## Given problem
Return each line of the records below without any change, keeping their original order.

## Materials provided
>> START
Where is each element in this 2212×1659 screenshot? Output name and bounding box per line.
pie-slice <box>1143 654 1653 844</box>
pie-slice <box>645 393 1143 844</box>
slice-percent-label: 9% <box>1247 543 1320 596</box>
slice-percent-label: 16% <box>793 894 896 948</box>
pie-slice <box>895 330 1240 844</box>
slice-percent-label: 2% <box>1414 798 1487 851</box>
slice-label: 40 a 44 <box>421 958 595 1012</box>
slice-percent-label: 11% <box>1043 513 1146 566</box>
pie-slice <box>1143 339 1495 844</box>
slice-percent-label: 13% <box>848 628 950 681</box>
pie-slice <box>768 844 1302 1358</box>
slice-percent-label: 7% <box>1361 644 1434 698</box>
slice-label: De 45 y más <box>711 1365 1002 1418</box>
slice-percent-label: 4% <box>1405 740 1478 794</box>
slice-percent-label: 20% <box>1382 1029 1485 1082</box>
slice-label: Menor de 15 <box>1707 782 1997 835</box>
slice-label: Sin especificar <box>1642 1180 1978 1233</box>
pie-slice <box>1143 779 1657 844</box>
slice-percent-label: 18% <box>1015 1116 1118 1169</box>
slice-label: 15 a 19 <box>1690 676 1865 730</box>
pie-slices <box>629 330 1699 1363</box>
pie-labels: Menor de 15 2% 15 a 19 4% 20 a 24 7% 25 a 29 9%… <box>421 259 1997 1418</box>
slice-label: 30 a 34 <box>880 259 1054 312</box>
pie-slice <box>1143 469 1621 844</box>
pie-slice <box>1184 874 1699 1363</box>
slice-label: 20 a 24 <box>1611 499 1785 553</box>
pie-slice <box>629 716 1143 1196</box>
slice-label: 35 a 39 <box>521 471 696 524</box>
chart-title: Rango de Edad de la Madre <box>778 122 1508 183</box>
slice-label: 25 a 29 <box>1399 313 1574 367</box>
>> END
## The response
Where is each element in this 2212×1659 screenshot? Output name and bounding box per line.
pie-slice <box>1143 654 1653 844</box>
pie-slice <box>645 393 1143 844</box>
slice-percent-label: 9% <box>1247 543 1320 596</box>
slice-percent-label: 16% <box>793 894 896 948</box>
pie-slice <box>895 330 1240 844</box>
slice-percent-label: 2% <box>1414 798 1487 851</box>
slice-label: 40 a 44 <box>421 958 595 1012</box>
slice-percent-label: 11% <box>1043 513 1146 566</box>
pie-slice <box>1143 339 1495 844</box>
slice-percent-label: 13% <box>848 628 950 681</box>
pie-slice <box>768 844 1302 1358</box>
slice-percent-label: 7% <box>1361 644 1434 698</box>
slice-label: De 45 y más <box>711 1365 1002 1418</box>
slice-percent-label: 4% <box>1405 740 1478 794</box>
slice-percent-label: 20% <box>1382 1029 1485 1082</box>
slice-label: Menor de 15 <box>1707 782 1997 835</box>
slice-label: Sin especificar <box>1642 1180 1978 1233</box>
pie-slice <box>1143 779 1657 844</box>
slice-percent-label: 18% <box>1015 1116 1118 1169</box>
slice-label: 15 a 19 <box>1690 676 1865 730</box>
pie-slices <box>629 330 1699 1363</box>
pie-labels: Menor de 15 2% 15 a 19 4% 20 a 24 7% 25 a 29 9%… <box>421 259 1997 1418</box>
slice-label: 30 a 34 <box>880 259 1054 312</box>
pie-slice <box>1143 469 1621 844</box>
pie-slice <box>1184 874 1699 1363</box>
slice-label: 20 a 24 <box>1611 499 1785 553</box>
pie-slice <box>629 716 1143 1196</box>
slice-label: 35 a 39 <box>521 471 696 524</box>
chart-title: Rango de Edad de la Madre <box>778 122 1508 183</box>
slice-label: 25 a 29 <box>1399 313 1574 367</box>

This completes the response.